_Supplied data_:
** begin **
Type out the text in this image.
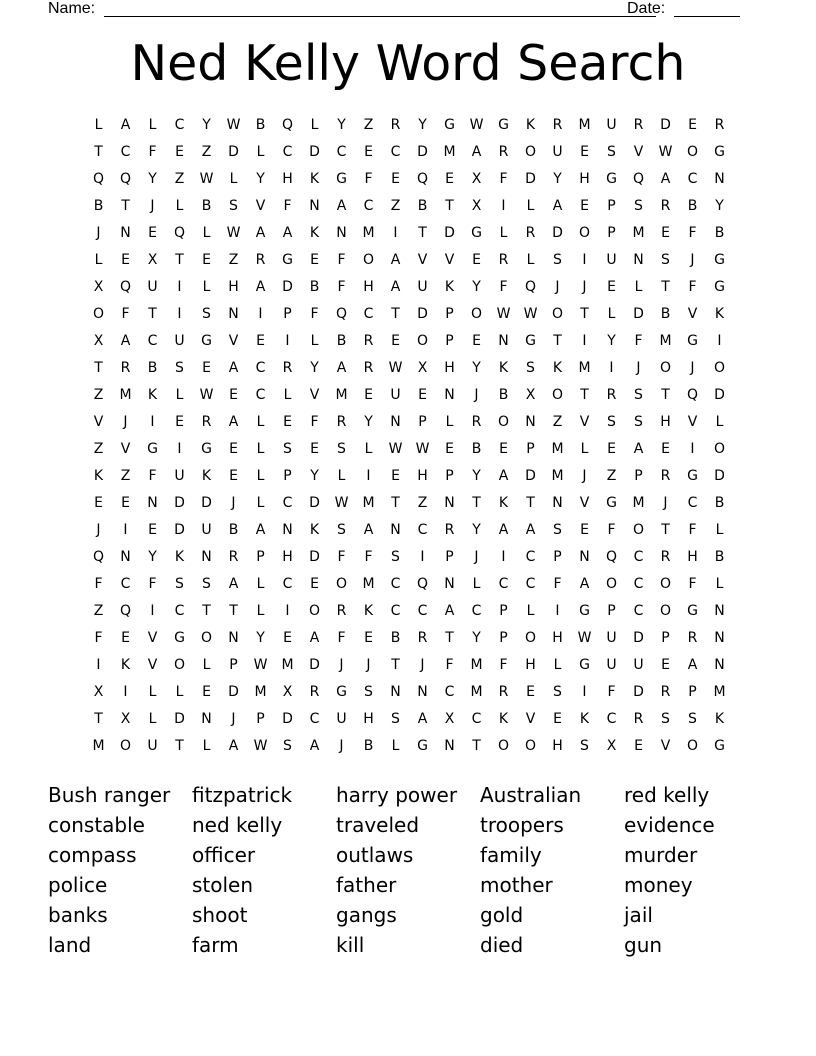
Name:	Date:
Ned Kelly Word Search
L	A	L	C	Y	W	B	Q	L	Y	Z	R	Y	G	W	G	K	R	M	U	R	D	E	R
T	C	F	E	Z	D	L	C	D	C	E	C	D	M	A	R	O	U	E	S	V	W	O	G
Q	Q	Y	Z	W	L	Y	H	K	G	F	E	Q	E	X	F	D	Y	H	G	Q	A	C	N
B	T	J	L	B	S	V	F	N	A	C	Z	B	T	X	I	L	A	E	P	S	R	B	Y
J	N	E	Q	L	W	A	A	K	N	M	I	T	D	G	L	R	D	O	P	M	E	F	B
L	E	X	T	E	Z	R	G	E	F	O	A	V	V	E	R	L	S	I	U	N	S	J	G
X	Q	U	I	L	H	A	D	B	F	H	A	U	K	Y	F	Q	J	J	E	L	T	F	G
O	F	T	I	S	N	I	P	F	Q	C	T	D	P	O	W W	O	T	L	D	B	V	K
X	A	C	U	G	V	E	I	L	B	R	E	O	P	E	N	G	T	I	Y	F	M	G	I
T	R	B	S	E	A	C	R	Y	A	R	W	X	H	Y	K	S	K	M	I	J	O	J	O
Z	M	K	L	W	E	C	L	V	M	E	U	E	N	J	B	X	O	T	R	S	T	Q	D
V	J	I	E	R	A	L	E	F	R	Y	N	P	L	R	O	N	Z	V	S	S	H	V	L
Z	V	G	I	G	E	L	S	E	S	L	W W	E	B	E	P	M	L	E	A	E	I	O
K	Z	F	U	K	E	L	P	Y	L	I	E	H	P	Y	A	D	M	J	Z	P	R	G	D
E	E	N	D	D	J	L	C	D	W	M	T	Z	N	T	K	T	N	V	G	M	J	C	B
J	I	E	D	U	B	A	N	K	S	A	N	C	R	Y	A	A	S	E	F	O	T	F	L
Q	N	Y	K	N	R	P	H	D	F	F	S	I	P	J	I	C	P	N	Q	C	R	H	B
F	C	F	S	S	A	L	C	E	O	M	C	Q	N	L	C	C	F	A	O	C	O	F	L
Z	Q	I	C	T	T	L	I	O	R	K	C	C	A	C	P	L	I	G	P	C	O	G	N
F	E	V	G	O	N	Y	E	A	F	E	B	R	T	Y	P	O	H	W	U	D	P	R	N
I	K	V	O	L	P	W	M	D	J	J	T	J	F	M	F	H	L	G	U	U	E	A	N
X	I	L	L	E	D	M	X	R	G	S	N	N	C	M	R	E	S	I	F	D	R	P	M
T	X	L	D	N	J	P	D	C	U	H	S	A	X	C	K	V	E	K	C	R	S	S	K
M	O	U	T	L	A	W	S	A	J	B	L	G	N	T	O	O	H	S	X	E	V	O	G
Bush ranger	fitzpatrick	harry power	Australian	red kelly
constable	ned kelly	traveled	troopers	evidence
compass	officer	outlaws	family	murder
police	stolen	father	mother	money
banks	shoot	gangs	gold	jail
land	farm	kill	died	gun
** end **
_Exercise aim_:
From the entries above, output every line exactly and omit any image.

_Result below_:
Type out the text in this image.
Name:	Date:
Ned Kelly Word Search
L	A	L	C	Y	W	B	Q	L	Y	Z	R	Y	G	W	G	K	R	M	U	R	D	E	R
T	C	F	E	Z	D	L	C	D	C	E	C	D	M	A	R	O	U	E	S	V	W	O	G
Q	Q	Y	Z	W	L	Y	H	K	G	F	E	Q	E	X	F	D	Y	H	G	Q	A	C	N
B	T	J	L	B	S	V	F	N	A	C	Z	B	T	X	I	L	A	E	P	S	R	B	Y
J	N	E	Q	L	W	A	A	K	N	M	I	T	D	G	L	R	D	O	P	M	E	F	B
L	E	X	T	E	Z	R	G	E	F	O	A	V	V	E	R	L	S	I	U	N	S	J	G
X	Q	U	I	L	H	A	D	B	F	H	A	U	K	Y	F	Q	J	J	E	L	T	F	G
O	F	T	I	S	N	I	P	F	Q	C	T	D	P	O	W W	O	T	L	D	B	V	K
X	A	C	U	G	V	E	I	L	B	R	E	O	P	E	N	G	T	I	Y	F	M	G	I
T	R	B	S	E	A	C	R	Y	A	R	W	X	H	Y	K	S	K	M	I	J	O	J	O
Z	M	K	L	W	E	C	L	V	M	E	U	E	N	J	B	X	O	T	R	S	T	Q	D
V	J	I	E	R	A	L	E	F	R	Y	N	P	L	R	O	N	Z	V	S	S	H	V	L
Z	V	G	I	G	E	L	S	E	S	L	W W	E	B	E	P	M	L	E	A	E	I	O
K	Z	F	U	K	E	L	P	Y	L	I	E	H	P	Y	A	D	M	J	Z	P	R	G	D
E	E	N	D	D	J	L	C	D	W	M	T	Z	N	T	K	T	N	V	G	M	J	C	B
J	I	E	D	U	B	A	N	K	S	A	N	C	R	Y	A	A	S	E	F	O	T	F	L
Q	N	Y	K	N	R	P	H	D	F	F	S	I	P	J	I	C	P	N	Q	C	R	H	B
F	C	F	S	S	A	L	C	E	O	M	C	Q	N	L	C	C	F	A	O	C	O	F	L
Z	Q	I	C	T	T	L	I	O	R	K	C	C	A	C	P	L	I	G	P	C	O	G	N
F	E	V	G	O	N	Y	E	A	F	E	B	R	T	Y	P	O	H	W	U	D	P	R	N
I	K	V	O	L	P	W	M	D	J	J	T	J	F	M	F	H	L	G	U	U	E	A	N
X	I	L	L	E	D	M	X	R	G	S	N	N	C	M	R	E	S	I	F	D	R	P	M
T	X	L	D	N	J	P	D	C	U	H	S	A	X	C	K	V	E	K	C	R	S	S	K
M	O	U	T	L	A	W	S	A	J	B	L	G	N	T	O	O	H	S	X	E	V	O	G
Bush ranger	fitzpatrick	harry power	Australian	red kelly
constable	ned kelly	traveled	troopers	evidence
compass	officer	outlaws	family	murder
police	stolen	father	mother	money
banks	shoot	gangs	gold	jail
land	farm	kill	died	gun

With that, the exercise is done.